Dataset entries
= = =

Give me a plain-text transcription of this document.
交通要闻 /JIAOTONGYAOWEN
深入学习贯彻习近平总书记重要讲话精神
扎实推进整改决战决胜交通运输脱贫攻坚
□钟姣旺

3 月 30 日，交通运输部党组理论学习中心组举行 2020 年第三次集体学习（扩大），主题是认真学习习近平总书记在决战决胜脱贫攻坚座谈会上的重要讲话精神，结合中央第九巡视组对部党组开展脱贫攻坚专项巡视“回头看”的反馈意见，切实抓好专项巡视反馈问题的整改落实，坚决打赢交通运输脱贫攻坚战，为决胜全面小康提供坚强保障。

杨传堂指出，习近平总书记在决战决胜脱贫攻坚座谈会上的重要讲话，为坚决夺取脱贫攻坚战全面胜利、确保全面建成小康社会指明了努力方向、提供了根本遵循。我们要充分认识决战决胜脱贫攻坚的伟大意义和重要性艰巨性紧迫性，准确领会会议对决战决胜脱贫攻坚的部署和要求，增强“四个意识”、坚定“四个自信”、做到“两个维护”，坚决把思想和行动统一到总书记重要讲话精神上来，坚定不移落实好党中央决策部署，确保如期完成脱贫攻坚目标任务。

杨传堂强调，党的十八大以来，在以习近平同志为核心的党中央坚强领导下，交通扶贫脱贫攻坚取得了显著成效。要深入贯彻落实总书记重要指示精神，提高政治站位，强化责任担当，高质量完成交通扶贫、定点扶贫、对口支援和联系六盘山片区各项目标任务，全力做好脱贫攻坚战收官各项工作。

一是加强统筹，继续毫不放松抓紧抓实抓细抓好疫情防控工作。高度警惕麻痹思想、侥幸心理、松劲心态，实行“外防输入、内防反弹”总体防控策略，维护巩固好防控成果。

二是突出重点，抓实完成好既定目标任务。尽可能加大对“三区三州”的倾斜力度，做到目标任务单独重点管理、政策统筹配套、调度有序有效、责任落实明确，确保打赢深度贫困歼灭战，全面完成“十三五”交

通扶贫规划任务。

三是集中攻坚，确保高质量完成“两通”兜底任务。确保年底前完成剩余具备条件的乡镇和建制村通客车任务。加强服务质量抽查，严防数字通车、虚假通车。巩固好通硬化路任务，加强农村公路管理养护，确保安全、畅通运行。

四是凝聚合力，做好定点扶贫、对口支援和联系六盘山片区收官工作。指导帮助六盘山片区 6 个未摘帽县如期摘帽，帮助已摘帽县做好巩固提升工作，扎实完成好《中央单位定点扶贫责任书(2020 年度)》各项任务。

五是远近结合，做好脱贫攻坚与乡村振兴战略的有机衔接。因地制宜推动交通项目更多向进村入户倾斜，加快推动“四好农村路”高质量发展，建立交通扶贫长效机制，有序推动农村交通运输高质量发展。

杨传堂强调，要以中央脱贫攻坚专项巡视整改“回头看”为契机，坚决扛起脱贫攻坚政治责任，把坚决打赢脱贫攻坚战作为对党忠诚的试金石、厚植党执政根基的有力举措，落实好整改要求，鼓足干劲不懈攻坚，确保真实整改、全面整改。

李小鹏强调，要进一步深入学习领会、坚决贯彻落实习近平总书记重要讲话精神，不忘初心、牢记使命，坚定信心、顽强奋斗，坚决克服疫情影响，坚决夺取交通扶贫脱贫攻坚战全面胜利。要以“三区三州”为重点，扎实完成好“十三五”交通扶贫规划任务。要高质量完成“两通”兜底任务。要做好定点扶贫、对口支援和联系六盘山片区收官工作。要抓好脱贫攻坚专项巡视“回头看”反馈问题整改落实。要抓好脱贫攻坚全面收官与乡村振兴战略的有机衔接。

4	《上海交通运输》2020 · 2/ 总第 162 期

= = =

**What needs to be done**.
Reproduce the material precisely, including every line.

**Output for this exercise**.
Give me a plain-text transcription of this document.
交通要闻 /JIAOTONGYAOWEN
深入学习贯彻习近平总书记重要讲话精神
扎实推进整改决战决胜交通运输脱贫攻坚
□钟姣旺

3 月 30 日，交通运输部党组理论学习中心组举行 2020 年第三次集体学习（扩大），主题是认真学习习近平总书记在决战决胜脱贫攻坚座谈会上的重要讲话精神，结合中央第九巡视组对部党组开展脱贫攻坚专项巡视“回头看”的反馈意见，切实抓好专项巡视反馈问题的整改落实，坚决打赢交通运输脱贫攻坚战，为决胜全面小康提供坚强保障。

杨传堂指出，习近平总书记在决战决胜脱贫攻坚座谈会上的重要讲话，为坚决夺取脱贫攻坚战全面胜利、确保全面建成小康社会指明了努力方向、提供了根本遵循。我们要充分认识决战决胜脱贫攻坚的伟大意义和重要性艰巨性紧迫性，准确领会会议对决战决胜脱贫攻坚的部署和要求，增强“四个意识”、坚定“四个自信”、做到“两个维护”，坚决把思想和行动统一到总书记重要讲话精神上来，坚定不移落实好党中央决策部署，确保如期完成脱贫攻坚目标任务。

杨传堂强调，党的十八大以来，在以习近平同志为核心的党中央坚强领导下，交通扶贫脱贫攻坚取得了显著成效。要深入贯彻落实总书记重要指示精神，提高政治站位，强化责任担当，高质量完成交通扶贫、定点扶贫、对口支援和联系六盘山片区各项目标任务，全力做好脱贫攻坚战收官各项工作。

一是加强统筹，继续毫不放松抓紧抓实抓细抓好疫情防控工作。高度警惕麻痹思想、侥幸心理、松劲心态，实行“外防输入、内防反弹”总体防控策略，维护巩固好防控成果。

二是突出重点，抓实完成好既定目标任务。尽可能加大对“三区三州”的倾斜力度，做到目标任务单独重点管理、政策统筹配套、调度有序有效、责任落实明确，确保打赢深度贫困歼灭战，全面完成“十三五”交

通扶贫规划任务。

三是集中攻坚，确保高质量完成“两通”兜底任务。确保年底前完成剩余具备条件的乡镇和建制村通客车任务。加强服务质量抽查，严防数字通车、虚假通车。巩固好通硬化路任务，加强农村公路管理养护，确保安全、畅通运行。

四是凝聚合力，做好定点扶贫、对口支援和联系六盘山片区收官工作。指导帮助六盘山片区 6 个未摘帽县如期摘帽，帮助已摘帽县做好巩固提升工作，扎实完成好《中央单位定点扶贫责任书(2020 年度)》各项任务。

五是远近结合，做好脱贫攻坚与乡村振兴战略的有机衔接。因地制宜推动交通项目更多向进村入户倾斜，加快推动“四好农村路”高质量发展，建立交通扶贫长效机制，有序推动农村交通运输高质量发展。

杨传堂强调，要以中央脱贫攻坚专项巡视整改“回头看”为契机，坚决扛起脱贫攻坚政治责任，把坚决打赢脱贫攻坚战作为对党忠诚的试金石、厚植党执政根基的有力举措，落实好整改要求，鼓足干劲不懈攻坚，确保真实整改、全面整改。

李小鹏强调，要进一步深入学习领会、坚决贯彻落实习近平总书记重要讲话精神，不忘初心、牢记使命，坚定信心、顽强奋斗，坚决克服疫情影响，坚决夺取交通扶贫脱贫攻坚战全面胜利。要以“三区三州”为重点，扎实完成好“十三五”交通扶贫规划任务。要高质量完成“两通”兜底任务。要做好定点扶贫、对口支援和联系六盘山片区收官工作。要抓好脱贫攻坚专项巡视“回头看”反馈问题整改落实。要抓好脱贫攻坚全面收官与乡村振兴战略的有机衔接。

4	《上海交通运输》2020 · 2/ 总第 162 期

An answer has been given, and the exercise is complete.